Leave out the images and repeat the listing below without a single change.

((

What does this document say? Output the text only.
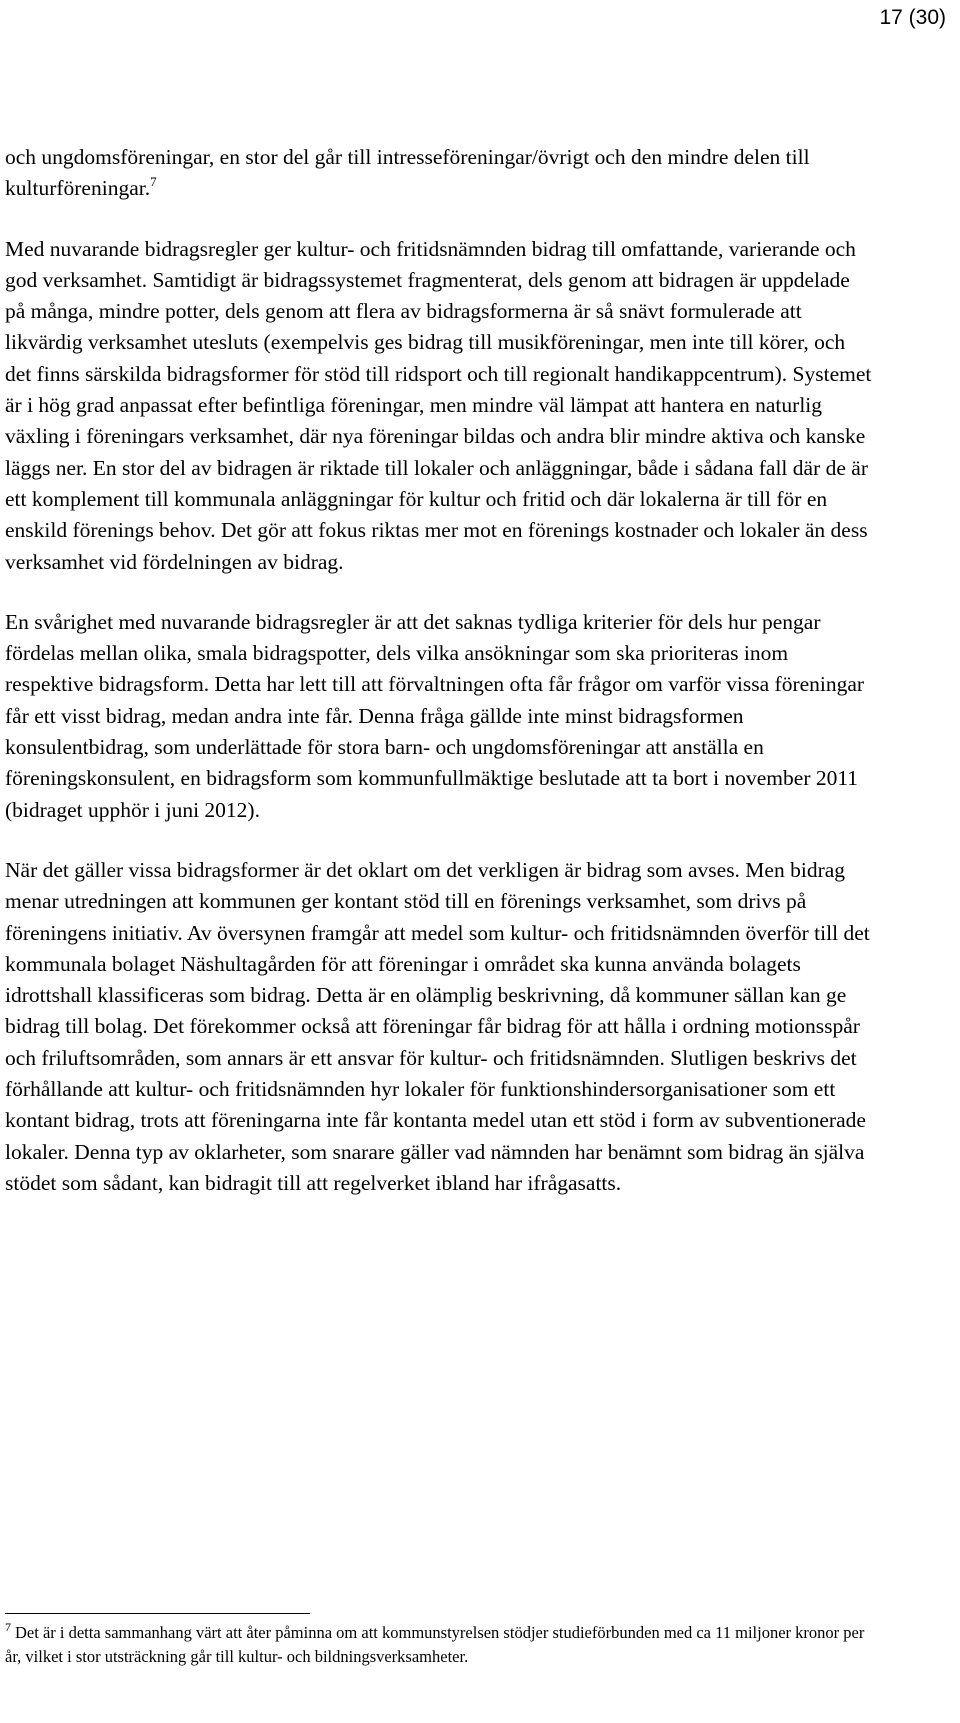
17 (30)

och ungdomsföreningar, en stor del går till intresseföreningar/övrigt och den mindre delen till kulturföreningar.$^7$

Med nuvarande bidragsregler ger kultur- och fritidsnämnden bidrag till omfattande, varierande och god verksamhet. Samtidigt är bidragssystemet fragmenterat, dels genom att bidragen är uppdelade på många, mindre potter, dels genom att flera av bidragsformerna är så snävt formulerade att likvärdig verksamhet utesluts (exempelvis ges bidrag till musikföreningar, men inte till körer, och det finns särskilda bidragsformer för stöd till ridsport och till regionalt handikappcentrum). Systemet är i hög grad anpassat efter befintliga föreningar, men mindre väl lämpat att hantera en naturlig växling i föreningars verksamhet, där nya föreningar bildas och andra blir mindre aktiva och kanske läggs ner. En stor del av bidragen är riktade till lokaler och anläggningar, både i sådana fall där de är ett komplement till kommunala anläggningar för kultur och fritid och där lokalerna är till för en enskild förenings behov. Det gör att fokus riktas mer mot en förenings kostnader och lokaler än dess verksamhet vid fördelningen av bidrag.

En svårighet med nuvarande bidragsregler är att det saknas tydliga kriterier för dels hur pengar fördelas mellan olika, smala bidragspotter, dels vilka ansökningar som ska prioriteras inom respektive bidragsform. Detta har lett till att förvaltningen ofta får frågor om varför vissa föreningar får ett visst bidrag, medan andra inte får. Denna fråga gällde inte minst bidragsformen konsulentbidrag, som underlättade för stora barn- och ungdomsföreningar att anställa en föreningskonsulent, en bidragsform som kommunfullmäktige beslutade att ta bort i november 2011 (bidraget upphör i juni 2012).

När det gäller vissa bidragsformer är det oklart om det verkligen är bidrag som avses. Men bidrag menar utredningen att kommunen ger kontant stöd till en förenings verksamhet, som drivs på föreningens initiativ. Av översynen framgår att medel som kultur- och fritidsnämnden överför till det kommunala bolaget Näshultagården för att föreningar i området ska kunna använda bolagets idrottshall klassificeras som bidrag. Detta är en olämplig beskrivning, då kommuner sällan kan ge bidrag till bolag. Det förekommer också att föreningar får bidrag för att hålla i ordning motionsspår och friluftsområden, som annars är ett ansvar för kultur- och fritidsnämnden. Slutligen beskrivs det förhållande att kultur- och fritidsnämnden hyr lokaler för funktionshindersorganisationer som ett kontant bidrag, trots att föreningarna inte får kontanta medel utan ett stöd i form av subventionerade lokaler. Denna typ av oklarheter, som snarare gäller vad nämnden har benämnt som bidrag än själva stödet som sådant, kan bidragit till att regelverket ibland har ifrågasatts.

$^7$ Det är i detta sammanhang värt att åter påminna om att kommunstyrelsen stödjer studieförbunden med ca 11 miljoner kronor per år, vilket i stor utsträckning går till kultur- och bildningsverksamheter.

))

--- EXERCISE RESPONSE ---
What does this document say? Output the text only.
17 (30)

och ungdomsföreningar, en stor del går till intresseföreningar/övrigt och den mindre delen till kulturföreningar.$^7$

Med nuvarande bidragsregler ger kultur- och fritidsnämnden bidrag till omfattande, varierande och god verksamhet. Samtidigt är bidragssystemet fragmenterat, dels genom att bidragen är uppdelade på många, mindre potter, dels genom att flera av bidragsformerna är så snävt formulerade att likvärdig verksamhet utesluts (exempelvis ges bidrag till musikföreningar, men inte till körer, och det finns särskilda bidragsformer för stöd till ridsport och till regionalt handikappcentrum). Systemet är i hög grad anpassat efter befintliga föreningar, men mindre väl lämpat att hantera en naturlig växling i föreningars verksamhet, där nya föreningar bildas och andra blir mindre aktiva och kanske läggs ner. En stor del av bidragen är riktade till lokaler och anläggningar, både i sådana fall där de är ett komplement till kommunala anläggningar för kultur och fritid och där lokalerna är till för en enskild förenings behov. Det gör att fokus riktas mer mot en förenings kostnader och lokaler än dess verksamhet vid fördelningen av bidrag.

En svårighet med nuvarande bidragsregler är att det saknas tydliga kriterier för dels hur pengar fördelas mellan olika, smala bidragspotter, dels vilka ansökningar som ska prioriteras inom respektive bidragsform. Detta har lett till att förvaltningen ofta får frågor om varför vissa föreningar får ett visst bidrag, medan andra inte får. Denna fråga gällde inte minst bidragsformen konsulentbidrag, som underlättade för stora barn- och ungdomsföreningar att anställa en föreningskonsulent, en bidragsform som kommunfullmäktige beslutade att ta bort i november 2011 (bidraget upphör i juni 2012).

När det gäller vissa bidragsformer är det oklart om det verkligen är bidrag som avses. Men bidrag menar utredningen att kommunen ger kontant stöd till en förenings verksamhet, som drivs på föreningens initiativ. Av översynen framgår att medel som kultur- och fritidsnämnden överför till det kommunala bolaget Näshultagården för att föreningar i området ska kunna använda bolagets idrottshall klassificeras som bidrag. Detta är en olämplig beskrivning, då kommuner sällan kan ge bidrag till bolag. Det förekommer också att föreningar får bidrag för att hålla i ordning motionsspår och friluftsområden, som annars är ett ansvar för kultur- och fritidsnämnden. Slutligen beskrivs det förhållande att kultur- och fritidsnämnden hyr lokaler för funktionshindersorganisationer som ett kontant bidrag, trots att föreningarna inte får kontanta medel utan ett stöd i form av subventionerade lokaler. Denna typ av oklarheter, som snarare gäller vad nämnden har benämnt som bidrag än själva stödet som sådant, kan bidragit till att regelverket ibland har ifrågasatts.

$^7$ Det är i detta sammanhang värt att åter påminna om att kommunstyrelsen stödjer studieförbunden med ca 11 miljoner kronor per år, vilket i stor utsträckning går till kultur- och bildningsverksamheter.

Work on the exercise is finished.